GIVEN INSTRUCTION: Rewrite the following lines so that each "user-gear-icon" becomes "user-settings-icon", leaving everything else unchanged.
== DATASET RECORDS
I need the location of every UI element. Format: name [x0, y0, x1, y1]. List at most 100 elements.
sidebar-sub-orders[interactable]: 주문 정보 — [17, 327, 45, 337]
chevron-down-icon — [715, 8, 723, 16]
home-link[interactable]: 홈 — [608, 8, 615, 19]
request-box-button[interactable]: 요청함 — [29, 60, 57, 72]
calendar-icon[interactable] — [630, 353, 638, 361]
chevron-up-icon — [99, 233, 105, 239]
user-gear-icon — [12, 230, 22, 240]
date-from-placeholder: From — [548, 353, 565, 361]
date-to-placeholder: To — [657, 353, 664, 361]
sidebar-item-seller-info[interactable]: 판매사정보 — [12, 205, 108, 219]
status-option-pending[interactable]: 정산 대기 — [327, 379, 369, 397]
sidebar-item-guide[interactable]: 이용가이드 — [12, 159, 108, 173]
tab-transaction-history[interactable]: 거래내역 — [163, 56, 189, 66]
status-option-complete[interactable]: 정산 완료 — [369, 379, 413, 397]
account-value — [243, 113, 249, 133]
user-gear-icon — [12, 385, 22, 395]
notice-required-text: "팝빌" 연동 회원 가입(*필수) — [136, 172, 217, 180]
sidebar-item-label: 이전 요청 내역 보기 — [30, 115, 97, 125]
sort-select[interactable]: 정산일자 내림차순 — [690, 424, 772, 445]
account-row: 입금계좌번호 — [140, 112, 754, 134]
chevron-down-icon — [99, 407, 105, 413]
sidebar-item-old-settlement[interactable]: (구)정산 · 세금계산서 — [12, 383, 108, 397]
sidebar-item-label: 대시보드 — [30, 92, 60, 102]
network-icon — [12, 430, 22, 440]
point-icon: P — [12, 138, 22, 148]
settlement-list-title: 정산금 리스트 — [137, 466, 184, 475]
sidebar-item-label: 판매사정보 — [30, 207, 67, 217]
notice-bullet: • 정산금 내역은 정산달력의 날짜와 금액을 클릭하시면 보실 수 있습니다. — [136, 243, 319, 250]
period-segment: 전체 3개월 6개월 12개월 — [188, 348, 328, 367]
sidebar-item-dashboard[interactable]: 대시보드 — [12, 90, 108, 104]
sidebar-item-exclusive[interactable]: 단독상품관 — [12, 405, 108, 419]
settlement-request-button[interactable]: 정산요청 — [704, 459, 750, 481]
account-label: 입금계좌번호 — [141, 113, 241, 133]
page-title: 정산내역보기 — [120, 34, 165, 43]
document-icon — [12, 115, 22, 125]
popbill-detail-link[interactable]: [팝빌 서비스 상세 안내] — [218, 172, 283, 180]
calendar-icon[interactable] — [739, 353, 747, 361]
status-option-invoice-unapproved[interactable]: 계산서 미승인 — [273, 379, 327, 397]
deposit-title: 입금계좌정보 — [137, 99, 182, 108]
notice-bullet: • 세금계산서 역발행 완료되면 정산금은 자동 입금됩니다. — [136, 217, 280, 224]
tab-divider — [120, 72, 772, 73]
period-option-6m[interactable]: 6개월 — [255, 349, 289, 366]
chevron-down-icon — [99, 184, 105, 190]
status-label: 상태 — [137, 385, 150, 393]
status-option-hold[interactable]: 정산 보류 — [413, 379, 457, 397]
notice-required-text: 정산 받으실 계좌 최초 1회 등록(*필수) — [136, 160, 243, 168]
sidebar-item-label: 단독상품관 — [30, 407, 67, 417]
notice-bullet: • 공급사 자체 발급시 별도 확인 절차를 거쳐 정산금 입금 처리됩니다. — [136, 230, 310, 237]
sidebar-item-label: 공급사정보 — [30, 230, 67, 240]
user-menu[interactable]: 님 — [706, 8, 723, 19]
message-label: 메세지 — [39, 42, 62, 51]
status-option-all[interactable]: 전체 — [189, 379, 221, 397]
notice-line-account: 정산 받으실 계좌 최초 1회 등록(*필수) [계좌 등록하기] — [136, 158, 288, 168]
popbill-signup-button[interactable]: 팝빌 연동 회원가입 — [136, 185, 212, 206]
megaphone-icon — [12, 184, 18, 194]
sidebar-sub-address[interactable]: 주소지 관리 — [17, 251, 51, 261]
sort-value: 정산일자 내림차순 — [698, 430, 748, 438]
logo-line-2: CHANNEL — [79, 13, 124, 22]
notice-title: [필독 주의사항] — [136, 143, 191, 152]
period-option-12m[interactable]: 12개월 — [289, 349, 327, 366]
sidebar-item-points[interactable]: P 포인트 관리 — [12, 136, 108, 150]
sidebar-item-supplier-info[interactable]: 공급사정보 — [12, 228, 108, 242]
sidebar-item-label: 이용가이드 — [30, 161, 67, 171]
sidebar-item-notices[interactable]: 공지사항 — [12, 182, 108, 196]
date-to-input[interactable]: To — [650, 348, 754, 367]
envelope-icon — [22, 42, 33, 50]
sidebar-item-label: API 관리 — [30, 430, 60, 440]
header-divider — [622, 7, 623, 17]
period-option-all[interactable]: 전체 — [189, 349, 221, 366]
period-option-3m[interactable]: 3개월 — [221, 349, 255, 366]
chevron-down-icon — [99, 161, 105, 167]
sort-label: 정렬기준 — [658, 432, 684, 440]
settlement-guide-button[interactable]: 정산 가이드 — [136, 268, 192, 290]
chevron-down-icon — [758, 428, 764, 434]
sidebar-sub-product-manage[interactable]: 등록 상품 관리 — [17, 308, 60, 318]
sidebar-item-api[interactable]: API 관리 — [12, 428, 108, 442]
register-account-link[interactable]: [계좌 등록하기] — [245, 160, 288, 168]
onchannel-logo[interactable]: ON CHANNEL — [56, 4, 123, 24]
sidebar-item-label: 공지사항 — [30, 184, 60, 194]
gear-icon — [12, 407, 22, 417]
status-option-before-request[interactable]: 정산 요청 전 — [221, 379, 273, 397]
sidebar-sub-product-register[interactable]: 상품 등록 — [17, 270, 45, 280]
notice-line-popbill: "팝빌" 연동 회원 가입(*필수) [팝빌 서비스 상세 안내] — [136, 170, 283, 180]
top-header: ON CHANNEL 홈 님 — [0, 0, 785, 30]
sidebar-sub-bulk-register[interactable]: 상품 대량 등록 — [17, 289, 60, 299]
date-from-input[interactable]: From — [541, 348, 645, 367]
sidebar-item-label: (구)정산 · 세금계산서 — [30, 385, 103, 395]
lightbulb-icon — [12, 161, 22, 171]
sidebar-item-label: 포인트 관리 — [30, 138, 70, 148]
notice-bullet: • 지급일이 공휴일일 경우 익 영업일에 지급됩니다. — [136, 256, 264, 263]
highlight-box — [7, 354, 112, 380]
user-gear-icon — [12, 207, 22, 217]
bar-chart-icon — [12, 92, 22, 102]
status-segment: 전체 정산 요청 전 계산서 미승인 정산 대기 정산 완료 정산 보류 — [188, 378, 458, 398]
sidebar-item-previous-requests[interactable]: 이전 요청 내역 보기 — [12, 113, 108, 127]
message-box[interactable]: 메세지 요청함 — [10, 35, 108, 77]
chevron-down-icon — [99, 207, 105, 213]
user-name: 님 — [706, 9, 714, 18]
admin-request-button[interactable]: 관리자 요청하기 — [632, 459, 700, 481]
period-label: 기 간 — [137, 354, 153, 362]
====
OUTPUT FOR THIS EXERCISE:
I need the location of every UI element. Format: name [x0, y0, x1, y1]. List at most 100 elements.
sidebar-sub-orders[interactable]: 주문 정보 — [17, 327, 45, 337]
chevron-down-icon — [715, 8, 723, 16]
home-link[interactable]: 홈 — [608, 8, 615, 19]
request-box-button[interactable]: 요청함 — [29, 60, 57, 72]
calendar-icon[interactable] — [630, 353, 638, 361]
chevron-up-icon — [99, 233, 105, 239]
user-settings-icon — [12, 230, 22, 240]
date-from-placeholder: From — [548, 353, 565, 361]
date-to-placeholder: To — [657, 353, 664, 361]
sidebar-item-seller-info[interactable]: 판매사정보 — [12, 205, 108, 219]
status-option-pending[interactable]: 정산 대기 — [327, 379, 369, 397]
sidebar-item-guide[interactable]: 이용가이드 — [12, 159, 108, 173]
tab-transaction-history[interactable]: 거래내역 — [163, 56, 189, 66]
status-option-complete[interactable]: 정산 완료 — [369, 379, 413, 397]
account-value — [243, 113, 249, 133]
user-settings-icon — [12, 385, 22, 395]
notice-required-text: "팝빌" 연동 회원 가입(*필수) — [136, 172, 217, 180]
sidebar-item-label: 이전 요청 내역 보기 — [30, 115, 97, 125]
sort-select[interactable]: 정산일자 내림차순 — [690, 424, 772, 445]
account-row: 입금계좌번호 — [140, 112, 754, 134]
chevron-down-icon — [99, 407, 105, 413]
sidebar-item-old-settlement[interactable]: (구)정산 · 세금계산서 — [12, 383, 108, 397]
sidebar-item-label: 대시보드 — [30, 92, 60, 102]
network-icon — [12, 430, 22, 440]
point-icon: P — [12, 138, 22, 148]
settlement-list-title: 정산금 리스트 — [137, 466, 184, 475]
sidebar-item-label: 판매사정보 — [30, 207, 67, 217]
notice-bullet: • 정산금 내역은 정산달력의 날짜와 금액을 클릭하시면 보실 수 있습니다. — [136, 243, 319, 250]
period-segment: 전체 3개월 6개월 12개월 — [188, 348, 328, 367]
sidebar-item-dashboard[interactable]: 대시보드 — [12, 90, 108, 104]
sidebar-item-exclusive[interactable]: 단독상품관 — [12, 405, 108, 419]
settlement-request-button[interactable]: 정산요청 — [704, 459, 750, 481]
account-label: 입금계좌번호 — [141, 113, 241, 133]
page-title: 정산내역보기 — [120, 34, 165, 43]
document-icon — [12, 115, 22, 125]
popbill-detail-link[interactable]: [팝빌 서비스 상세 안내] — [218, 172, 283, 180]
calendar-icon[interactable] — [739, 353, 747, 361]
status-option-invoice-unapproved[interactable]: 계산서 미승인 — [273, 379, 327, 397]
deposit-title: 입금계좌정보 — [137, 99, 182, 108]
notice-bullet: • 세금계산서 역발행 완료되면 정산금은 자동 입금됩니다. — [136, 217, 280, 224]
tab-divider — [120, 72, 772, 73]
period-option-6m[interactable]: 6개월 — [255, 349, 289, 366]
chevron-down-icon — [99, 184, 105, 190]
status-label: 상태 — [137, 385, 150, 393]
status-option-hold[interactable]: 정산 보류 — [413, 379, 457, 397]
notice-required-text: 정산 받으실 계좌 최초 1회 등록(*필수) — [136, 160, 243, 168]
sidebar-item-label: 단독상품관 — [30, 407, 67, 417]
notice-bullet: • 공급사 자체 발급시 별도 확인 절차를 거쳐 정산금 입금 처리됩니다. — [136, 230, 310, 237]
sidebar-item-label: 공급사정보 — [30, 230, 67, 240]
user-menu[interactable]: 님 — [706, 8, 723, 19]
message-label: 메세지 — [39, 42, 62, 51]
status-option-all[interactable]: 전체 — [189, 379, 221, 397]
notice-line-account: 정산 받으실 계좌 최초 1회 등록(*필수) [계좌 등록하기] — [136, 158, 288, 168]
popbill-signup-button[interactable]: 팝빌 연동 회원가입 — [136, 185, 212, 206]
megaphone-icon — [12, 184, 18, 194]
sidebar-sub-address[interactable]: 주소지 관리 — [17, 251, 51, 261]
sort-value: 정산일자 내림차순 — [698, 430, 748, 438]
logo-line-2: CHANNEL — [79, 13, 124, 22]
notice-title: [필독 주의사항] — [136, 143, 191, 152]
period-option-12m[interactable]: 12개월 — [289, 349, 327, 366]
sidebar-item-points[interactable]: P 포인트 관리 — [12, 136, 108, 150]
sidebar-item-supplier-info[interactable]: 공급사정보 — [12, 228, 108, 242]
sidebar-item-label: 이용가이드 — [30, 161, 67, 171]
sidebar-item-notices[interactable]: 공지사항 — [12, 182, 108, 196]
date-to-input[interactable]: To — [650, 348, 754, 367]
envelope-icon — [22, 42, 33, 50]
sidebar-item-label: API 관리 — [30, 430, 60, 440]
header-divider — [622, 7, 623, 17]
period-option-all[interactable]: 전체 — [189, 349, 221, 366]
period-option-3m[interactable]: 3개월 — [221, 349, 255, 366]
chevron-down-icon — [99, 161, 105, 167]
sort-label: 정렬기준 — [658, 432, 684, 440]
settlement-guide-button[interactable]: 정산 가이드 — [136, 268, 192, 290]
chevron-down-icon — [758, 428, 764, 434]
sidebar-sub-product-manage[interactable]: 등록 상품 관리 — [17, 308, 60, 318]
sidebar-item-api[interactable]: API 관리 — [12, 428, 108, 442]
register-account-link[interactable]: [계좌 등록하기] — [245, 160, 288, 168]
onchannel-logo[interactable]: ON CHANNEL — [56, 4, 123, 24]
sidebar-item-label: 공지사항 — [30, 184, 60, 194]
gear-icon — [12, 407, 22, 417]
status-option-before-request[interactable]: 정산 요청 전 — [221, 379, 273, 397]
sidebar-sub-product-register[interactable]: 상품 등록 — [17, 270, 45, 280]
notice-line-popbill: "팝빌" 연동 회원 가입(*필수) [팝빌 서비스 상세 안내] — [136, 170, 283, 180]
top-header: ON CHANNEL 홈 님 — [0, 0, 785, 30]
sidebar-sub-bulk-register[interactable]: 상품 대량 등록 — [17, 289, 60, 299]
date-from-input[interactable]: From — [541, 348, 645, 367]
sidebar-item-label: (구)정산 · 세금계산서 — [30, 385, 103, 395]
lightbulb-icon — [12, 161, 22, 171]
sidebar-item-label: 포인트 관리 — [30, 138, 70, 148]
notice-bullet: • 지급일이 공휴일일 경우 익 영업일에 지급됩니다. — [136, 256, 264, 263]
highlight-box — [7, 354, 112, 380]
user-settings-icon — [12, 207, 22, 217]
bar-chart-icon — [12, 92, 22, 102]
status-segment: 전체 정산 요청 전 계산서 미승인 정산 대기 정산 완료 정산 보류 — [188, 378, 458, 398]
sidebar-item-previous-requests[interactable]: 이전 요청 내역 보기 — [12, 113, 108, 127]
message-box[interactable]: 메세지 요청함 — [10, 35, 108, 77]
chevron-down-icon — [99, 207, 105, 213]
user-name: 님 — [706, 9, 714, 18]
admin-request-button[interactable]: 관리자 요청하기 — [632, 459, 700, 481]
period-label: 기 간 — [137, 354, 153, 362]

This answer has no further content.